--- Records provided ---

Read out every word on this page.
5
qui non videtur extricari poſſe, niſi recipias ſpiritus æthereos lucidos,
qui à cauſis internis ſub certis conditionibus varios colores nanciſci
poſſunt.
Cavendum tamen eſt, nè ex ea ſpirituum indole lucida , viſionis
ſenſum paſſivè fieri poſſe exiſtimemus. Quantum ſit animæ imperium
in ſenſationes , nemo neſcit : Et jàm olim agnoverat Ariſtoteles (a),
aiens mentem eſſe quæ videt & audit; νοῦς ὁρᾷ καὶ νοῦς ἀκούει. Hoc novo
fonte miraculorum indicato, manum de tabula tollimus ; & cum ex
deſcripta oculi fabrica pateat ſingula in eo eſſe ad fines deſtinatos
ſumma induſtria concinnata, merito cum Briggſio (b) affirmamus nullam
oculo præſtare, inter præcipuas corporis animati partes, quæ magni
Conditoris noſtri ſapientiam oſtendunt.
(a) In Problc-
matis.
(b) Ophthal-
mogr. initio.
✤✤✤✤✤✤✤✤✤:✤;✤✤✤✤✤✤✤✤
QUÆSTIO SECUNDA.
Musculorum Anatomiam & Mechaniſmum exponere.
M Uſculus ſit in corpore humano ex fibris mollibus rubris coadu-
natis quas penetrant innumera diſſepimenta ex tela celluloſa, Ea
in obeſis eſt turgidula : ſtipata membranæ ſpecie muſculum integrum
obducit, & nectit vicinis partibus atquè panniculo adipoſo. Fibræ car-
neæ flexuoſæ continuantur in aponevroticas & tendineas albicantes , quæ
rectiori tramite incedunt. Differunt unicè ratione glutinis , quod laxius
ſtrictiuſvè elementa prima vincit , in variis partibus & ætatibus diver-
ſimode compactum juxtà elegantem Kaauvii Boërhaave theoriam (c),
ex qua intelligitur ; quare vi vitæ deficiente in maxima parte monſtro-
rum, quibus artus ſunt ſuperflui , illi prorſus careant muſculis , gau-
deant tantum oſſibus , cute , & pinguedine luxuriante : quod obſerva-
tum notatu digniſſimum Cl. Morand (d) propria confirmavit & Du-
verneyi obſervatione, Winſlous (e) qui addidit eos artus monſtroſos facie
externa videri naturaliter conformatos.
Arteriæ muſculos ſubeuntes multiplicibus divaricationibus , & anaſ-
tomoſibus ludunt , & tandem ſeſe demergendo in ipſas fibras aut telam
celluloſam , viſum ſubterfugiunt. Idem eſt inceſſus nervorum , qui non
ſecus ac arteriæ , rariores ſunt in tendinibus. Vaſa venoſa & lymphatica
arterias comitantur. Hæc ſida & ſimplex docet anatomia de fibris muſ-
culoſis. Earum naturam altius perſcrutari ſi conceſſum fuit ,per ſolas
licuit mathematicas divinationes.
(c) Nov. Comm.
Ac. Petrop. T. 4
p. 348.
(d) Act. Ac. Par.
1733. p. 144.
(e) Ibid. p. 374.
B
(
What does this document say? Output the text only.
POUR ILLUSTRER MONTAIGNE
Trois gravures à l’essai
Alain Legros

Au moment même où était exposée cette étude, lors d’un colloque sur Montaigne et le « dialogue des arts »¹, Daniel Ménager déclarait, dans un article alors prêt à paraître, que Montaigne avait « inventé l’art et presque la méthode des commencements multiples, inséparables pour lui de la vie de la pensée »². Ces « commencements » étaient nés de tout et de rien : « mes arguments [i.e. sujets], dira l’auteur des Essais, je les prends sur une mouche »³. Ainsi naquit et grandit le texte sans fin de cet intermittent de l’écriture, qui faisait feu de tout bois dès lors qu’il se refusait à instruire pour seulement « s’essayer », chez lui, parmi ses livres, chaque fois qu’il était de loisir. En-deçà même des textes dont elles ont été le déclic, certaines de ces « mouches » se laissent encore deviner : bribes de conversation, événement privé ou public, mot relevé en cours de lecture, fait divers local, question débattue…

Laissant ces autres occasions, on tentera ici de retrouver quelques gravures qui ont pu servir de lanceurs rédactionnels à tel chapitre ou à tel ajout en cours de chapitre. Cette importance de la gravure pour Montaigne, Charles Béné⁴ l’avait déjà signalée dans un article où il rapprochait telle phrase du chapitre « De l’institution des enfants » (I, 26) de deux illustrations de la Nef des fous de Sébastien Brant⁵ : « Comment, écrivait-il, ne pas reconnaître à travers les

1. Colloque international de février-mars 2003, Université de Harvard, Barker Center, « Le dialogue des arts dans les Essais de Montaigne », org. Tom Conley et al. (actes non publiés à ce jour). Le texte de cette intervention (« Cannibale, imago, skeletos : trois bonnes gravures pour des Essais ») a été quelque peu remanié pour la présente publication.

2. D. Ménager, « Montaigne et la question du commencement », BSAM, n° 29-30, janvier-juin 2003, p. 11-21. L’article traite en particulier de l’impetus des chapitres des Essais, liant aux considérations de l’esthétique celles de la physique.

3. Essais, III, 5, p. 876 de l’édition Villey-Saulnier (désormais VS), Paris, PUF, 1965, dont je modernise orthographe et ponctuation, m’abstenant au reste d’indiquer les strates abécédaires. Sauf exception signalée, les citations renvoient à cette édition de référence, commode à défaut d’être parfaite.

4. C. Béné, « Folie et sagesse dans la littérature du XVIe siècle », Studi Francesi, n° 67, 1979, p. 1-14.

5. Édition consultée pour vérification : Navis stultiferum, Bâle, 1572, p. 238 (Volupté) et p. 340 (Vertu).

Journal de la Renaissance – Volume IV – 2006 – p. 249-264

--- Goal ---
Look back over the material above and state how many lines hold the word "arts". Write the number and nothing else.

--- Result ---
2